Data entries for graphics
#####

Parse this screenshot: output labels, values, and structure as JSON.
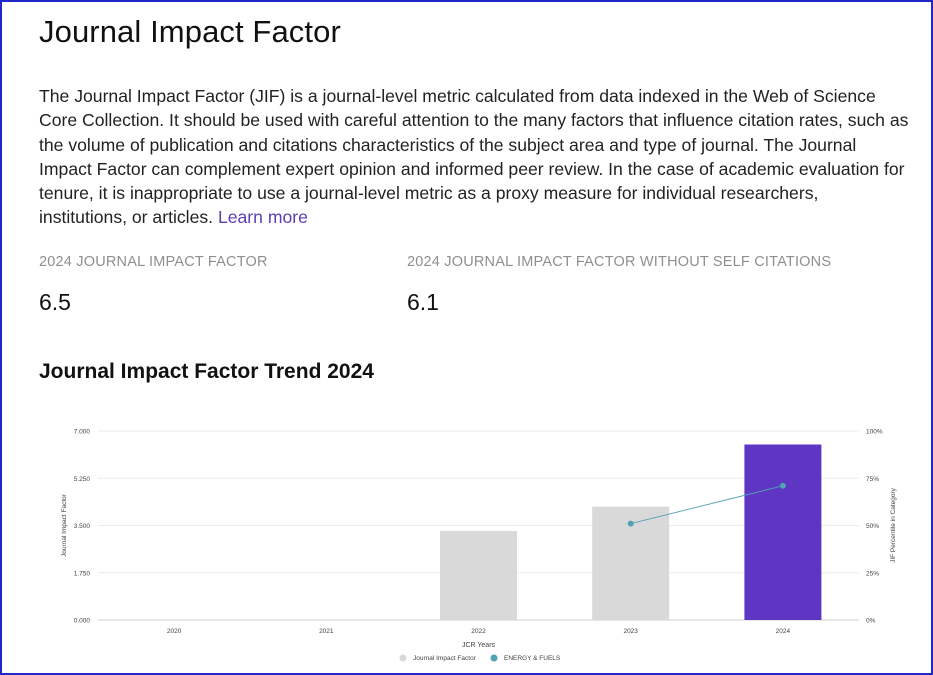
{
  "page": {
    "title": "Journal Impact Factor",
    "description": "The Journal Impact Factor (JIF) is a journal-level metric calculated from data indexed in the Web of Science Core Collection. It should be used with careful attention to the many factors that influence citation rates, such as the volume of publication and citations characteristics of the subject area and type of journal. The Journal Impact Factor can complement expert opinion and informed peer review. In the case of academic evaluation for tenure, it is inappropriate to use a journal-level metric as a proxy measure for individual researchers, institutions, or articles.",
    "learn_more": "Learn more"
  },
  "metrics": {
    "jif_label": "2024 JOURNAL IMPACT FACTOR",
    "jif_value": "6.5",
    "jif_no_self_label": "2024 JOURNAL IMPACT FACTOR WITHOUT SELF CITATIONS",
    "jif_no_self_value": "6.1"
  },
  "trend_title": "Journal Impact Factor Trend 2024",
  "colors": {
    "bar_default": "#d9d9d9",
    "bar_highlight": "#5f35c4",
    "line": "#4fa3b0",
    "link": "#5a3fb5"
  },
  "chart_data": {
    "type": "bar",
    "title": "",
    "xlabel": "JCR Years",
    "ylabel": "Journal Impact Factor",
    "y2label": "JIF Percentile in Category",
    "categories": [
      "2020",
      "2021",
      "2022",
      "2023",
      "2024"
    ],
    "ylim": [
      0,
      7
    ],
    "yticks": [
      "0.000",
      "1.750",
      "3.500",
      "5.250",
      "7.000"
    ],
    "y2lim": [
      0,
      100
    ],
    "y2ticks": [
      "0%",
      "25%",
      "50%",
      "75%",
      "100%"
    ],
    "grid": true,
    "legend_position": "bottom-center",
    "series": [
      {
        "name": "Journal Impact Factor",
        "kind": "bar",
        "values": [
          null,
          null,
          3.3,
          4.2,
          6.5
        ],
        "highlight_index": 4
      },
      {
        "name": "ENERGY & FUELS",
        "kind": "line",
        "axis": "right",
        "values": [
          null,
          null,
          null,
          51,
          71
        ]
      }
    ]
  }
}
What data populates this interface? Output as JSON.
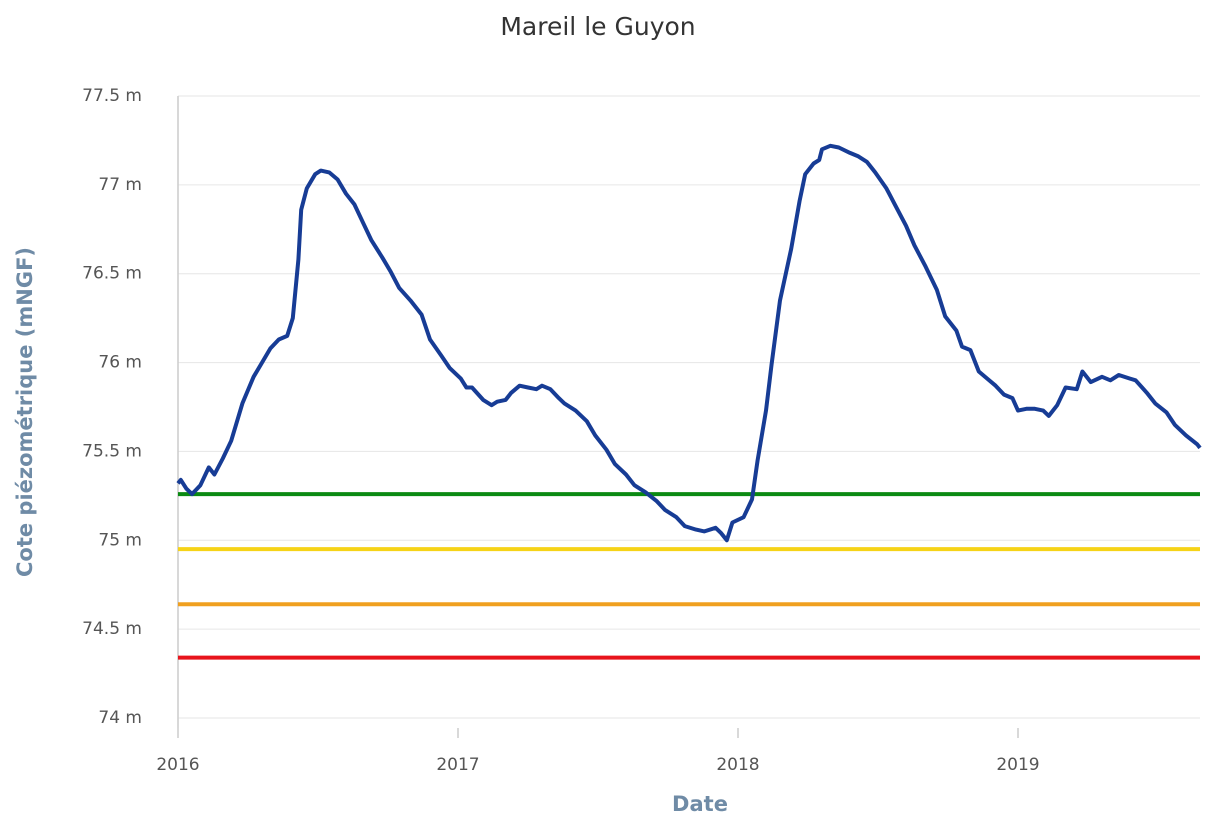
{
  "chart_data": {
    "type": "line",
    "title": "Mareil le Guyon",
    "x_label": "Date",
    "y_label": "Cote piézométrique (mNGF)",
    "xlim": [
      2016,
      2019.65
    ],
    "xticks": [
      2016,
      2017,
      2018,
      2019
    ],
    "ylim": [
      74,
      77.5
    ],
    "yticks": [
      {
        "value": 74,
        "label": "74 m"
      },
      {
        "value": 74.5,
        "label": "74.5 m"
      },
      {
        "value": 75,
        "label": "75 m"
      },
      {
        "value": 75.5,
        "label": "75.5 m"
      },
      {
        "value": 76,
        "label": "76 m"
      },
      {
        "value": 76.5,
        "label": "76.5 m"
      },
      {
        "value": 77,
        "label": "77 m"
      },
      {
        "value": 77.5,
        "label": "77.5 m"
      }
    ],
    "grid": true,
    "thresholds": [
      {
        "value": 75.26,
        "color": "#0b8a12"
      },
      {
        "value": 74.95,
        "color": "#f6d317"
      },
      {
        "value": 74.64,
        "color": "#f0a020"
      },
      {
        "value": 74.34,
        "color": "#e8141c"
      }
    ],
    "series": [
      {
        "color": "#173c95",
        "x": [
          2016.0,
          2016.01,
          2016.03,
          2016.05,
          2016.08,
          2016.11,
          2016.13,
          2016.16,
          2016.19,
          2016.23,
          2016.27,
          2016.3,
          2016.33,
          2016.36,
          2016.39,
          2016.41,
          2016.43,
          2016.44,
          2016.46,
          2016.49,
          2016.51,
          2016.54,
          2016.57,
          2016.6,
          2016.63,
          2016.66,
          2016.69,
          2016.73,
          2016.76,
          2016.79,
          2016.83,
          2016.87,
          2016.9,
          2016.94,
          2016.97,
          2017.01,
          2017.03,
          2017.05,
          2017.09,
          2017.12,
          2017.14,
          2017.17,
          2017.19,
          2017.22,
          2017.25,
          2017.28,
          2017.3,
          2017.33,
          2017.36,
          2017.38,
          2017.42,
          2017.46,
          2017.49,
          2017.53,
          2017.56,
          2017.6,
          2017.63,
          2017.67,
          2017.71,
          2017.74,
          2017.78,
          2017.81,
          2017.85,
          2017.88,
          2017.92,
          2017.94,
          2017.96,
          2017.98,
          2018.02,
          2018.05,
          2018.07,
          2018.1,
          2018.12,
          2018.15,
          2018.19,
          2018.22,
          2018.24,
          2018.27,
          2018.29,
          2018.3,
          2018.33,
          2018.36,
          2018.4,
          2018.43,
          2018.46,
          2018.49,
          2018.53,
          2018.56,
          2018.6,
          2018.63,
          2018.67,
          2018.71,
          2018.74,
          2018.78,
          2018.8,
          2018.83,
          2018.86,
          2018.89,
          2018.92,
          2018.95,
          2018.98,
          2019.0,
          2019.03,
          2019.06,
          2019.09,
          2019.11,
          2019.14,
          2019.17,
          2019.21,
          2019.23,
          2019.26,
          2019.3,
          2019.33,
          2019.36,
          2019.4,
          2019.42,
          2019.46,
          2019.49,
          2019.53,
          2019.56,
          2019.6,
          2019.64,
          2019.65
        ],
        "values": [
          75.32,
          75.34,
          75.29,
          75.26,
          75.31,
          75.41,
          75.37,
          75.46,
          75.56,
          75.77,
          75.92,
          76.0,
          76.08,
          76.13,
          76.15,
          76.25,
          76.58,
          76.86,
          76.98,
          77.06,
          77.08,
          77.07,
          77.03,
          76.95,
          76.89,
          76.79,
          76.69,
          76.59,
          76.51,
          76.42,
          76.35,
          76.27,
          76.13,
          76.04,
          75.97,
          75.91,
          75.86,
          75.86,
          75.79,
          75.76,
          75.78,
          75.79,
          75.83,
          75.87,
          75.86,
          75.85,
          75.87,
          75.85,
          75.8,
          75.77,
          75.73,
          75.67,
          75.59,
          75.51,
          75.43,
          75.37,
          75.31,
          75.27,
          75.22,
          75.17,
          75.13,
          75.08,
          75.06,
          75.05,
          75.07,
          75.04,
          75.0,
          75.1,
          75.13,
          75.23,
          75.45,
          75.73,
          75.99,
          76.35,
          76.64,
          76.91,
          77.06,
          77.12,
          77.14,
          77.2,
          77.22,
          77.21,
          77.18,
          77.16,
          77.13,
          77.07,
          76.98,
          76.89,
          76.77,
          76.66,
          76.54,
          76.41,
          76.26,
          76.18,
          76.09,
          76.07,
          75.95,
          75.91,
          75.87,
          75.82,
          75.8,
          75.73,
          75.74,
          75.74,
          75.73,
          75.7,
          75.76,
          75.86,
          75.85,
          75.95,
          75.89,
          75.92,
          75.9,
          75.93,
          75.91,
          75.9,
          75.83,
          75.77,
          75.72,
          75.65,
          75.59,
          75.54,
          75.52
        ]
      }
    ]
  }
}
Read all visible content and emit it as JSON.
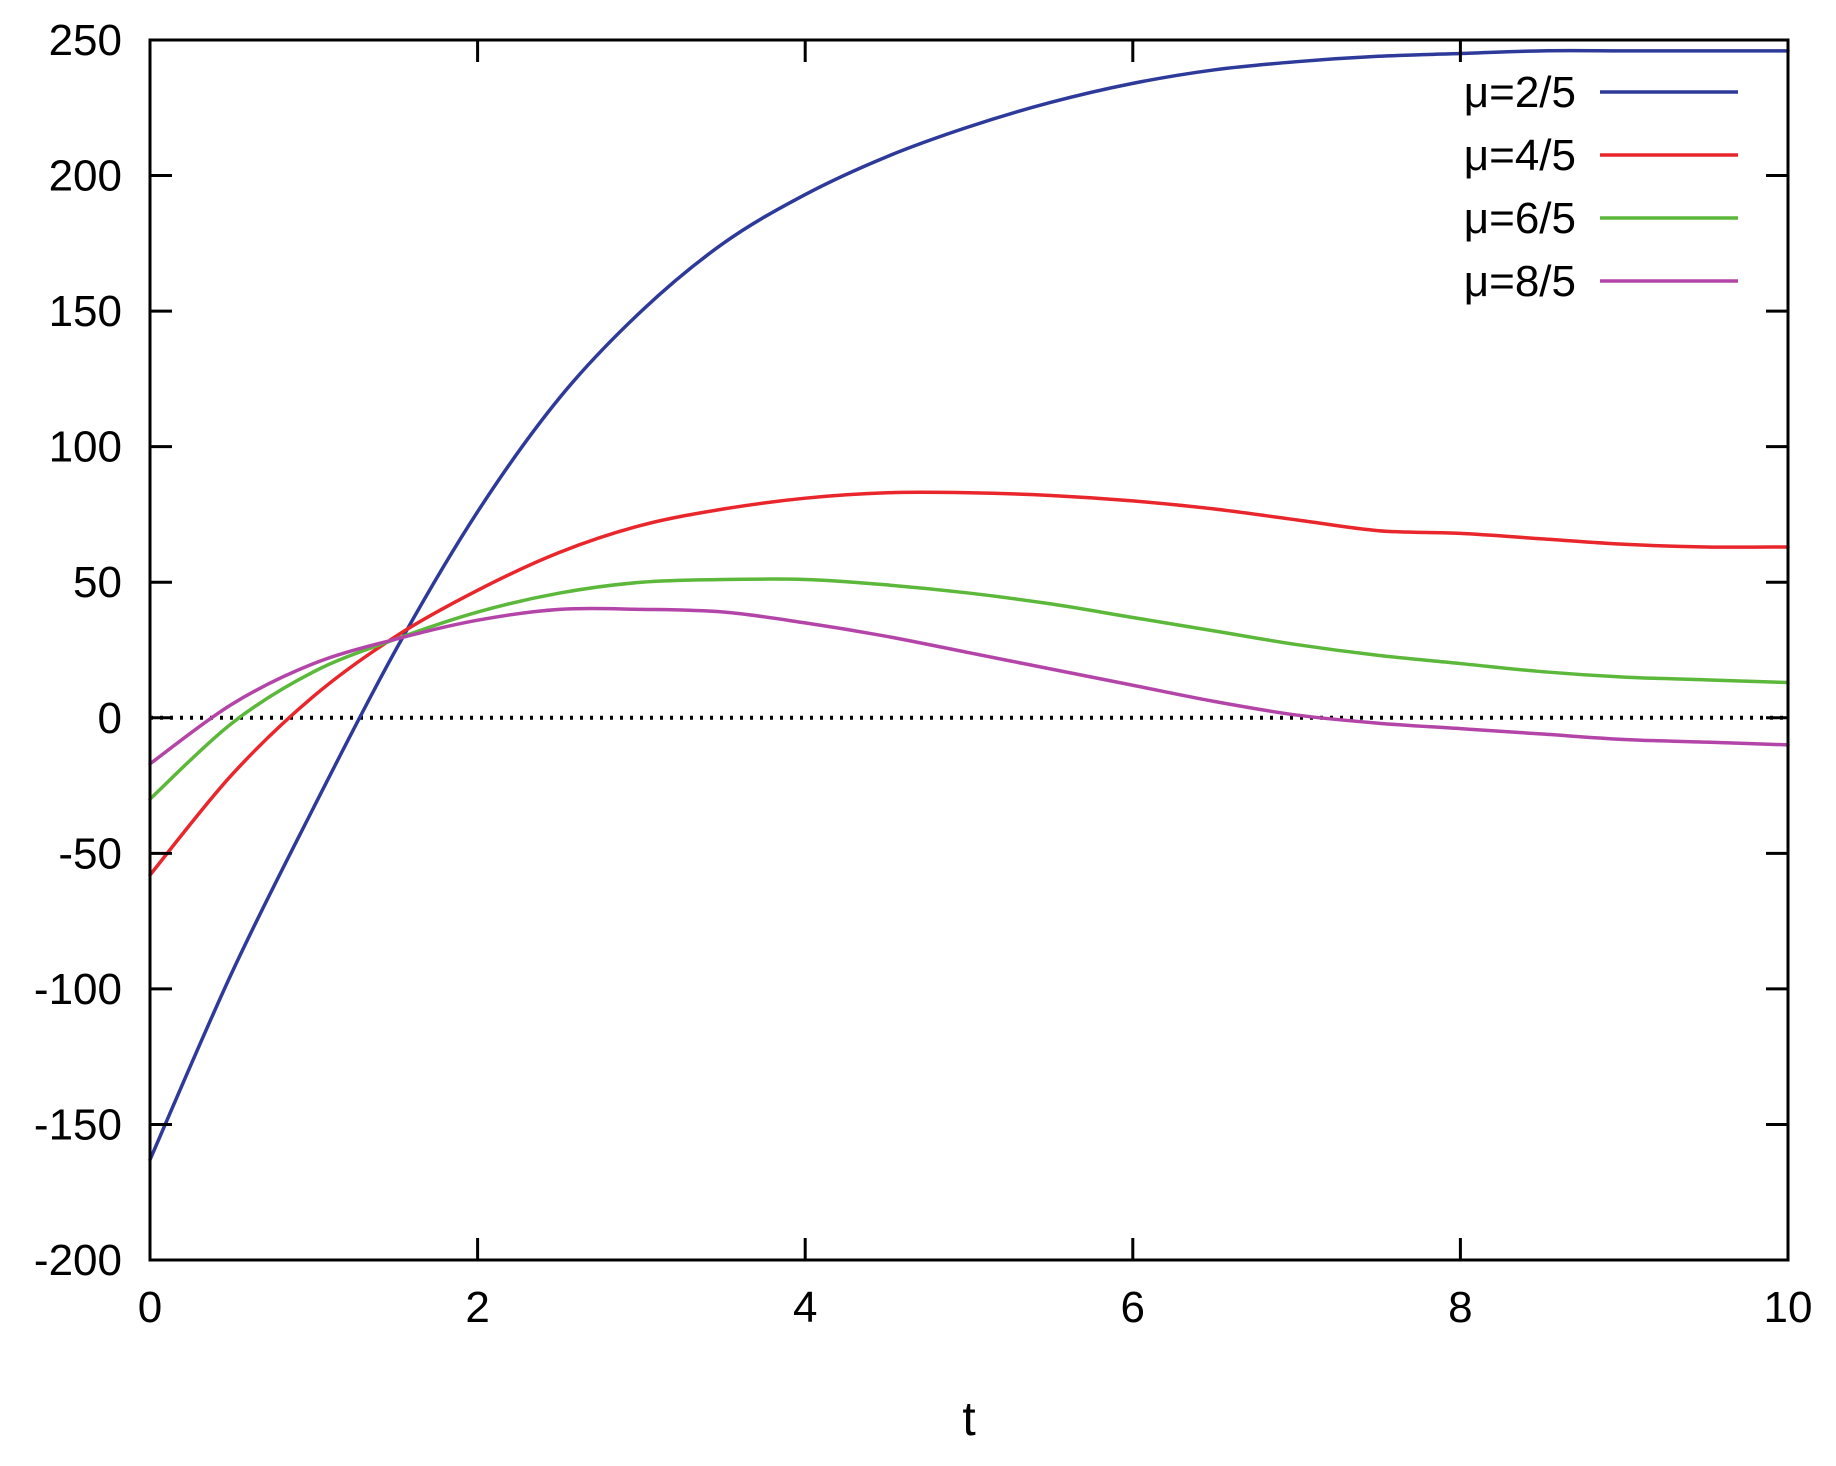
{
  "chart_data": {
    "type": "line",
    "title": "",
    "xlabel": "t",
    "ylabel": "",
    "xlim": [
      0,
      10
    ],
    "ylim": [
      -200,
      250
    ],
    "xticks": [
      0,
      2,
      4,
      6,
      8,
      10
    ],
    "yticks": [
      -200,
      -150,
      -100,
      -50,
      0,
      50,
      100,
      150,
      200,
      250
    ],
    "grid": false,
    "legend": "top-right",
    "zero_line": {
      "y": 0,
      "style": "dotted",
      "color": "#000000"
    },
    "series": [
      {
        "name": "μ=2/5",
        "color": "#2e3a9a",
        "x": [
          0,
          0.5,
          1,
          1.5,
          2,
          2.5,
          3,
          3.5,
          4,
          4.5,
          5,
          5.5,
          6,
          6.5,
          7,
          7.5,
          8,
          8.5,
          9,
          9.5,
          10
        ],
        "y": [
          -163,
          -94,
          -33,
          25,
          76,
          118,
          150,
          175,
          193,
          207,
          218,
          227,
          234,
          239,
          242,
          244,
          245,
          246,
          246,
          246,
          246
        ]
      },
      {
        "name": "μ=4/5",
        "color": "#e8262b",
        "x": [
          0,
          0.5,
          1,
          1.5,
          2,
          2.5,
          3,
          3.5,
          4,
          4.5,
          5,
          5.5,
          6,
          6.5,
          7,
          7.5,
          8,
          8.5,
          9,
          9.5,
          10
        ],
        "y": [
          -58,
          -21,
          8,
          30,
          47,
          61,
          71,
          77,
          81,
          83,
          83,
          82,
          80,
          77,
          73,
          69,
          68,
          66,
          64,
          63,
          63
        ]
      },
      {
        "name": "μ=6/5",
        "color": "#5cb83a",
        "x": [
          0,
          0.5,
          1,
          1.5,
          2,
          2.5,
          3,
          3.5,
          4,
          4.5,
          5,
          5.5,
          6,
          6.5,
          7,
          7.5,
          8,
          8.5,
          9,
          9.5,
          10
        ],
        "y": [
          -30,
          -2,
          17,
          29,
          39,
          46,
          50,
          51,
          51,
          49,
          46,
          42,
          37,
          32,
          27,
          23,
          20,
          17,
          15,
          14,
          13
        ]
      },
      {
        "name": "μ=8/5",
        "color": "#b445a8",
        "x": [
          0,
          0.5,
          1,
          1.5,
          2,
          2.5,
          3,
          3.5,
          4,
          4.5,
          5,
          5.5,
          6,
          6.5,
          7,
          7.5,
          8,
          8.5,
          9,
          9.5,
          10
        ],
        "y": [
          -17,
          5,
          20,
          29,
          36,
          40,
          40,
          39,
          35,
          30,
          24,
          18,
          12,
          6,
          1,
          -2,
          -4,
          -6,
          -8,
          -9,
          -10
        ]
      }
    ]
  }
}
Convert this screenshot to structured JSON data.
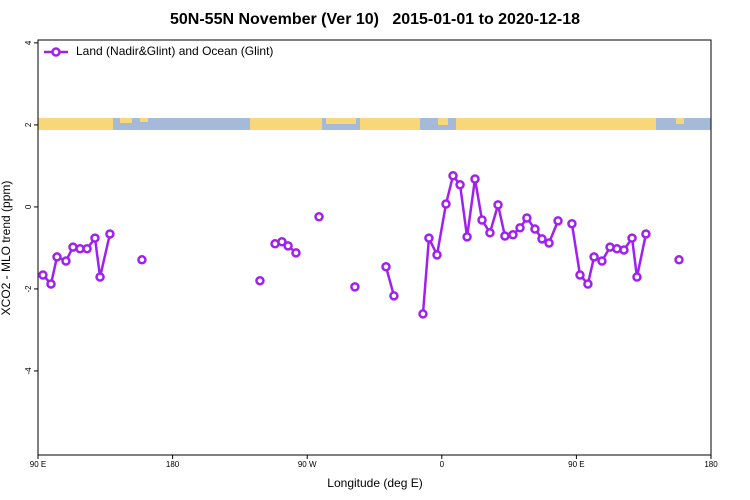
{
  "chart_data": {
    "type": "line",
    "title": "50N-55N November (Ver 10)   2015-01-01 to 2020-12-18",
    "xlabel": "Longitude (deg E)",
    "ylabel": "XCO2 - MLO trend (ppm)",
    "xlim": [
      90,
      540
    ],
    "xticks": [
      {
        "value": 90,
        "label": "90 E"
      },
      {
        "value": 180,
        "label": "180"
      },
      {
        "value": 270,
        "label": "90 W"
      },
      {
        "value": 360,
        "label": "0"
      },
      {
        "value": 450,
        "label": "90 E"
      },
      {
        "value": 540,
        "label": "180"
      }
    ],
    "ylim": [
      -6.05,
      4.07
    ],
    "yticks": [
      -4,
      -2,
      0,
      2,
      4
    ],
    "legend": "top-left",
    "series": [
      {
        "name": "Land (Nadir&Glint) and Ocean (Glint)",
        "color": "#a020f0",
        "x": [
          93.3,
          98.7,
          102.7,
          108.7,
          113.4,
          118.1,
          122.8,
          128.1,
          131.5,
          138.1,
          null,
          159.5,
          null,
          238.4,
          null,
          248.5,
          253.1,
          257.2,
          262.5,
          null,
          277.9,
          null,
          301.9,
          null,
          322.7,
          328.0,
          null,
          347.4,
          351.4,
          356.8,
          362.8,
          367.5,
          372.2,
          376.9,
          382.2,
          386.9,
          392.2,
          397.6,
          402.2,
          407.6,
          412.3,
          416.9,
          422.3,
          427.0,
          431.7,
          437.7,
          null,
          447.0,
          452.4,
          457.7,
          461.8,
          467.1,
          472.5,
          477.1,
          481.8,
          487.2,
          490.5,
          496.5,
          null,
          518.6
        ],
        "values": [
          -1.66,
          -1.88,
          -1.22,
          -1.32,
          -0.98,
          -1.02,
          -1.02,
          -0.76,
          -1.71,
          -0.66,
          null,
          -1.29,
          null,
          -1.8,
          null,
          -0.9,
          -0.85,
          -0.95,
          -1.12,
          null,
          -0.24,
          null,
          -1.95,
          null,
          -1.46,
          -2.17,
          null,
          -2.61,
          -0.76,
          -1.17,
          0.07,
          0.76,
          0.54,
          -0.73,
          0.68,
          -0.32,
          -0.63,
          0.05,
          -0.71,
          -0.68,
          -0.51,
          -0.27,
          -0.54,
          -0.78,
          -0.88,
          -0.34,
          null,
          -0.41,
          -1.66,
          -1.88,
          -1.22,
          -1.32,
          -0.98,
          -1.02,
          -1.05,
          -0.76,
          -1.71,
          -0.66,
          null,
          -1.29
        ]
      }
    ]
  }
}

#####

WRITTEN INSTRUCTION:
Report only the count of lines that include the string "JSON".

REPLY:
4